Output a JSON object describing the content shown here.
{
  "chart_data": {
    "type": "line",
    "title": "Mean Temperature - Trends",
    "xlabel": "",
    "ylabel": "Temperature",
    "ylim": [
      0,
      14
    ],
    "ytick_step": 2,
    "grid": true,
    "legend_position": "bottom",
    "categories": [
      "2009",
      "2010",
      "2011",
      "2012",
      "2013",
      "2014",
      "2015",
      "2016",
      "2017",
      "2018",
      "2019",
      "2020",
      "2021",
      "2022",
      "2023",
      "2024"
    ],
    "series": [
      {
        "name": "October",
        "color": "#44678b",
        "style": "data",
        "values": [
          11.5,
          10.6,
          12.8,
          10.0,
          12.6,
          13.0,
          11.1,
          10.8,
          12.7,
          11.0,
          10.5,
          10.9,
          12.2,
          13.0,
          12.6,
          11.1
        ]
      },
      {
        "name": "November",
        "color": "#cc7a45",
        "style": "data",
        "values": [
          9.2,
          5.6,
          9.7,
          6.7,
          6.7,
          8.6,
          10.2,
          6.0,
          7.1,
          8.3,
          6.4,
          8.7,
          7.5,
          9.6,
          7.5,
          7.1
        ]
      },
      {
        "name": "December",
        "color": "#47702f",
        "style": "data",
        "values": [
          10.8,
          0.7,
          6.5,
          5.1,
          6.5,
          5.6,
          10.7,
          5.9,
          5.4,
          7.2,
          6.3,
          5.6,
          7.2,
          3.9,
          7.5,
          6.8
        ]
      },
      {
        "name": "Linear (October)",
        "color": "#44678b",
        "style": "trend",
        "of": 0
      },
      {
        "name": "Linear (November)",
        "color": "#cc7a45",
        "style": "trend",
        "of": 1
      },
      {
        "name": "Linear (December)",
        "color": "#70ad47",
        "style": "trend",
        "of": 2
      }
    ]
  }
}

::::

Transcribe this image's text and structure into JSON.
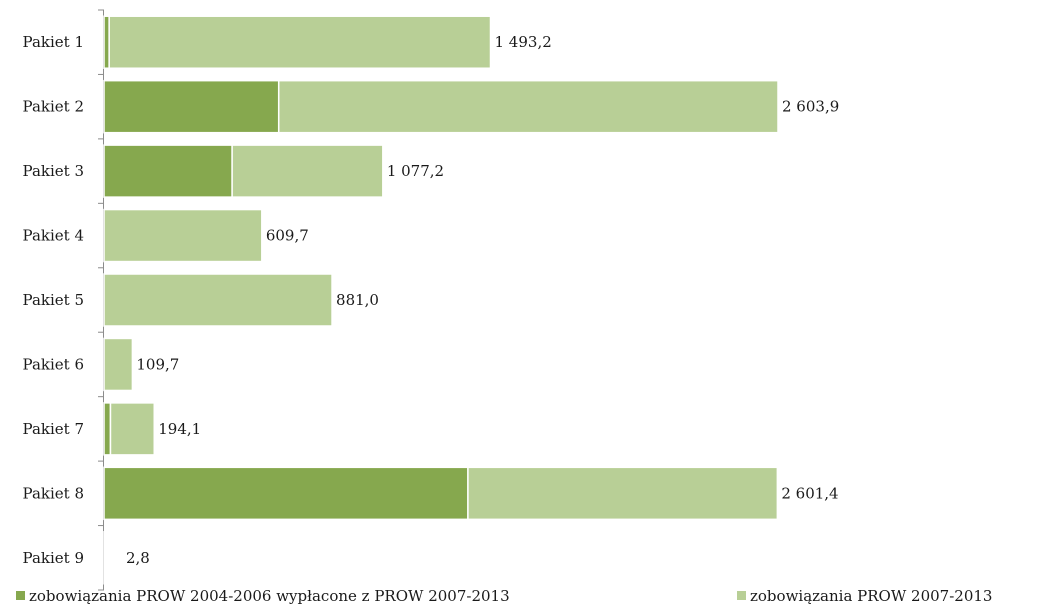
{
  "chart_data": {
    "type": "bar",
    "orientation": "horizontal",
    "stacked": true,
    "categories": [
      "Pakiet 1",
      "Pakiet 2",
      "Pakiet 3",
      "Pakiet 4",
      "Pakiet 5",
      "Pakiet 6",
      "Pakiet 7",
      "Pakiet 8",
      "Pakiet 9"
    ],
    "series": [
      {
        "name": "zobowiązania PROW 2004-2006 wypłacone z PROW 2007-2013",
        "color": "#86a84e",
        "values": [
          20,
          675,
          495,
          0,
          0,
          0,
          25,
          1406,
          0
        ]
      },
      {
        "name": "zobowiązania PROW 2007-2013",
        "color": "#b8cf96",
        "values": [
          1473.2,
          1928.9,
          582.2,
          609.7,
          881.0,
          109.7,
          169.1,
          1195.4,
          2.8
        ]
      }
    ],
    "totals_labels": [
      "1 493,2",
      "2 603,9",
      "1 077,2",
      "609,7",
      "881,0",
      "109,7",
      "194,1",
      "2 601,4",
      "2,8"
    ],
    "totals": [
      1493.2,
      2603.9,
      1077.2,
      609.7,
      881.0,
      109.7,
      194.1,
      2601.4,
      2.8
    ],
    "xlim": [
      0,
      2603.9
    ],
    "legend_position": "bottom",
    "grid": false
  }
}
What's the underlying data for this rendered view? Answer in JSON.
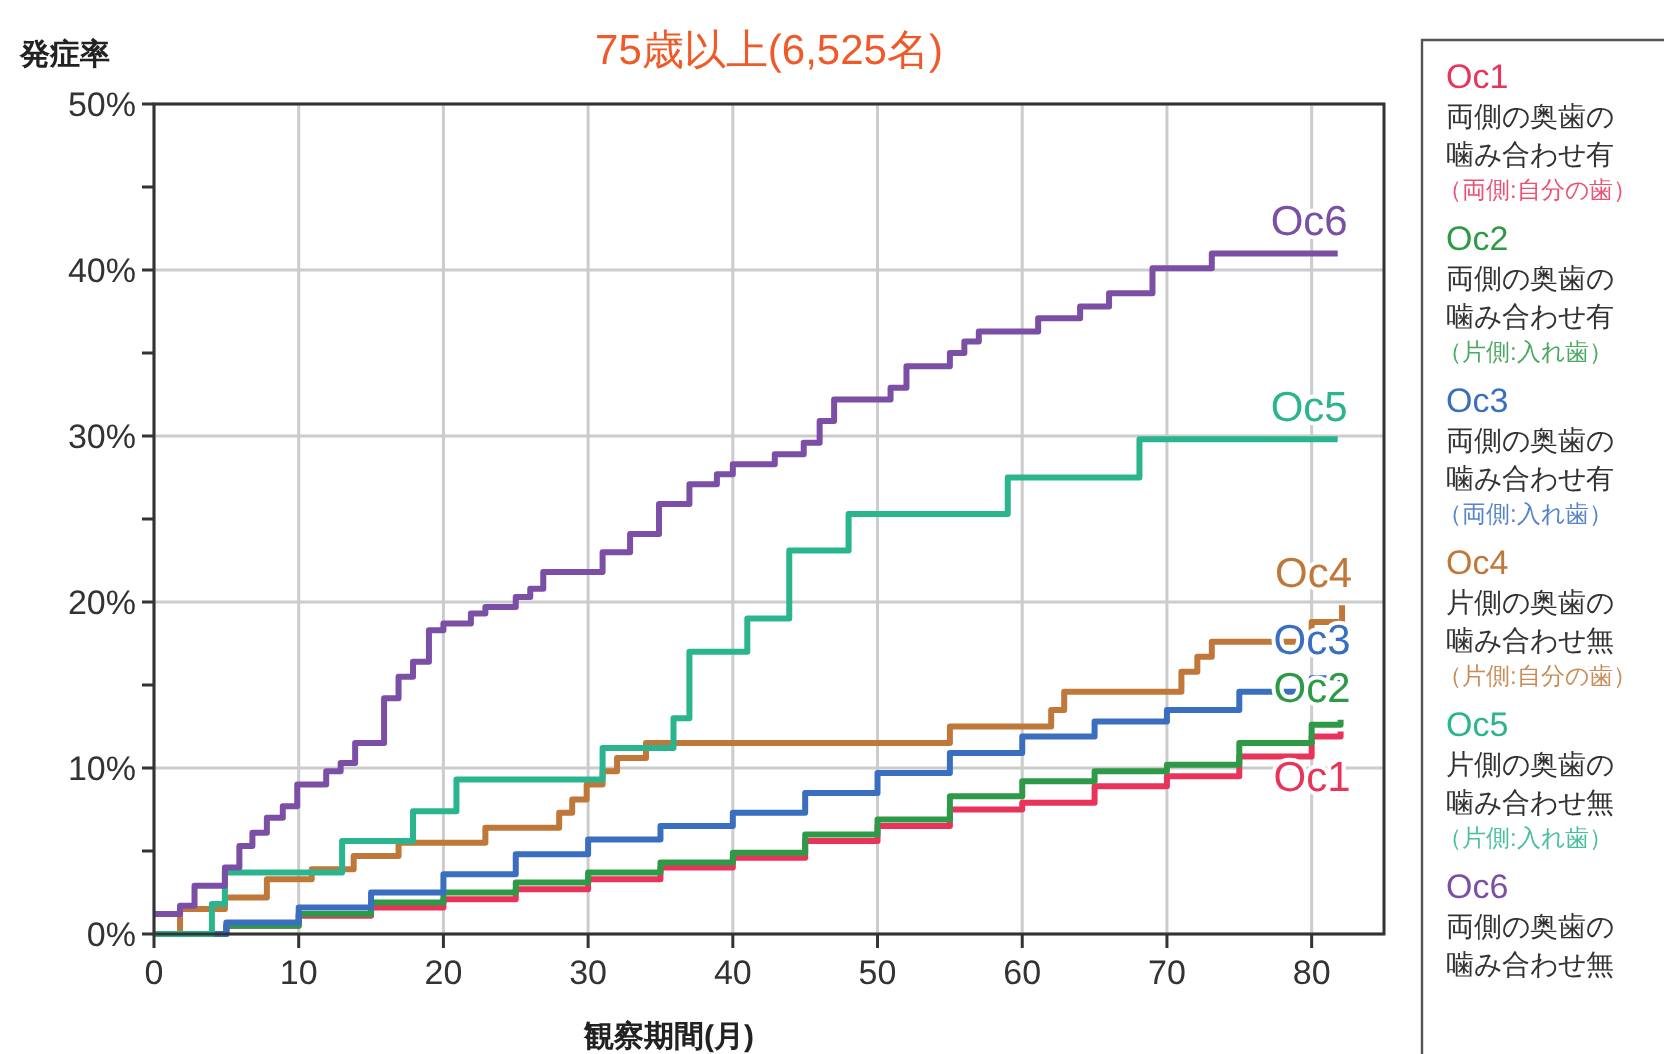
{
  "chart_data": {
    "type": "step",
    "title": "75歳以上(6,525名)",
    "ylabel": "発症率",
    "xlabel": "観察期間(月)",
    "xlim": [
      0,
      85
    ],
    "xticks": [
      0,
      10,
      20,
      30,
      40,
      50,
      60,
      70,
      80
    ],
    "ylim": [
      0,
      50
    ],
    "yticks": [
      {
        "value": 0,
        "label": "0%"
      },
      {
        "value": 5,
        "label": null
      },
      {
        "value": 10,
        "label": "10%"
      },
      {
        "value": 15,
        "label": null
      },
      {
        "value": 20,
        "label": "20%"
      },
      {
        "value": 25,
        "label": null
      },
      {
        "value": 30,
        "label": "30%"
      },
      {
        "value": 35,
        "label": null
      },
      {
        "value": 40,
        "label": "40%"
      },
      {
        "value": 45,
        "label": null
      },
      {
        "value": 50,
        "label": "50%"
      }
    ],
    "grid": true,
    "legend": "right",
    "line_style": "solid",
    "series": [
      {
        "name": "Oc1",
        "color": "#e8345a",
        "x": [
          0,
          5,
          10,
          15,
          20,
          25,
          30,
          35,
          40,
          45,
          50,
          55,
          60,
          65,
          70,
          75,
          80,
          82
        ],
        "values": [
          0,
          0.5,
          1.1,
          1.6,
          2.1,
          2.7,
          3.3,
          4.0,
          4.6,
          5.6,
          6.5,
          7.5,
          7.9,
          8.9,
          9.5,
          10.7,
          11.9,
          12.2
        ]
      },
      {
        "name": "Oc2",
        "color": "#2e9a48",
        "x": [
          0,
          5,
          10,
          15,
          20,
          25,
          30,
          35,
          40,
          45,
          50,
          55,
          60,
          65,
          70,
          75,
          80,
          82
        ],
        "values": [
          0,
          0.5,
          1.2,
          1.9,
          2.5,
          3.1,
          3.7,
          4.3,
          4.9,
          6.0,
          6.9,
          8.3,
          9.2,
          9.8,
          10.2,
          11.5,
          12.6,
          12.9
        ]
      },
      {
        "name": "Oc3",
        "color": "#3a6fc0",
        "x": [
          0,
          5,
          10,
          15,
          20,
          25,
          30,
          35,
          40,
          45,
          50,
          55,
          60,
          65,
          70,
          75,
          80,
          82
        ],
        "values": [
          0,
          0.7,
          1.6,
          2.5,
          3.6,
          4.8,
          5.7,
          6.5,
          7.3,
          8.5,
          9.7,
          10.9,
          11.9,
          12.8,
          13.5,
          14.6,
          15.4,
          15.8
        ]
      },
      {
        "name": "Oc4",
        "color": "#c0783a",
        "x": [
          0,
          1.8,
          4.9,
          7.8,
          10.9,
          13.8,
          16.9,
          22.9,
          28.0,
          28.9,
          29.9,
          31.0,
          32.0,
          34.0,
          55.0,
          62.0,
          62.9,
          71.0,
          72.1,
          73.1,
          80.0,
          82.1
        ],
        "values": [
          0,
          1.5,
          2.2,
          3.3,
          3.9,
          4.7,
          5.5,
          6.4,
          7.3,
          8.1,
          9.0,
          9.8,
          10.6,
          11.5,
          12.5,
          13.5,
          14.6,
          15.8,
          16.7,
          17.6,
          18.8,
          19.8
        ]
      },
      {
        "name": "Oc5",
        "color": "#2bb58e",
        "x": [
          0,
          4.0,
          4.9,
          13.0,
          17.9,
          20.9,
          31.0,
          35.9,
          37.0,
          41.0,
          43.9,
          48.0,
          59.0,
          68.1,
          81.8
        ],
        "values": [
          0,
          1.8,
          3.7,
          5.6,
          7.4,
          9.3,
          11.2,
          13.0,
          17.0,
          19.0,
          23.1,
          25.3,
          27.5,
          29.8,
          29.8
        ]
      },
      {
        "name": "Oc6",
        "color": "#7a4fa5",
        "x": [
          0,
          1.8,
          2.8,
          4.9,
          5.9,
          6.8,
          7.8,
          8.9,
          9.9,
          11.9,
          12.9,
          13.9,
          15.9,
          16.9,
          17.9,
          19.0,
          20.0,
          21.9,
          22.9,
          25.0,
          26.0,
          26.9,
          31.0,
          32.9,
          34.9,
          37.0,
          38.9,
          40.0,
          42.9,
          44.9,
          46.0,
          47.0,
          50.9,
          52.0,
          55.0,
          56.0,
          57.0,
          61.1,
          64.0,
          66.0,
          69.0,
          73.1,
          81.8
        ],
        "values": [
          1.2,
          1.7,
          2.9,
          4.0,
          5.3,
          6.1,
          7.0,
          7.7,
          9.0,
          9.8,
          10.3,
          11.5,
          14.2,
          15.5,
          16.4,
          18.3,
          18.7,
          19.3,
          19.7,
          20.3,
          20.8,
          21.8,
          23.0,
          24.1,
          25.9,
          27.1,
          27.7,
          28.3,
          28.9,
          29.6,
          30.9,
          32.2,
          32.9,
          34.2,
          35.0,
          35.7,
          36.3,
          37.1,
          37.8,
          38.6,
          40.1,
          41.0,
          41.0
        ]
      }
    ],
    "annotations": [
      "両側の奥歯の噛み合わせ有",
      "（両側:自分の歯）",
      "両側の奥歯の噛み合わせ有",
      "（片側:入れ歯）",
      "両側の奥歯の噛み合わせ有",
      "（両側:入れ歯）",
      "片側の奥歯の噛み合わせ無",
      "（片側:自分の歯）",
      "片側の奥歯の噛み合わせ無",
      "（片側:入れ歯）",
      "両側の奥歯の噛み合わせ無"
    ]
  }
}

::::

# GOAL OF THE EXERCISE:
Find the string "PROW" in the listing and return every line that holds it.

# OUTPUT OF THE TASK:
        "name": "zobowiązania PROW 2004-2006 wypłacone z PROW 2007-2013",
        "name": "zobowiązania PROW 2007-2013",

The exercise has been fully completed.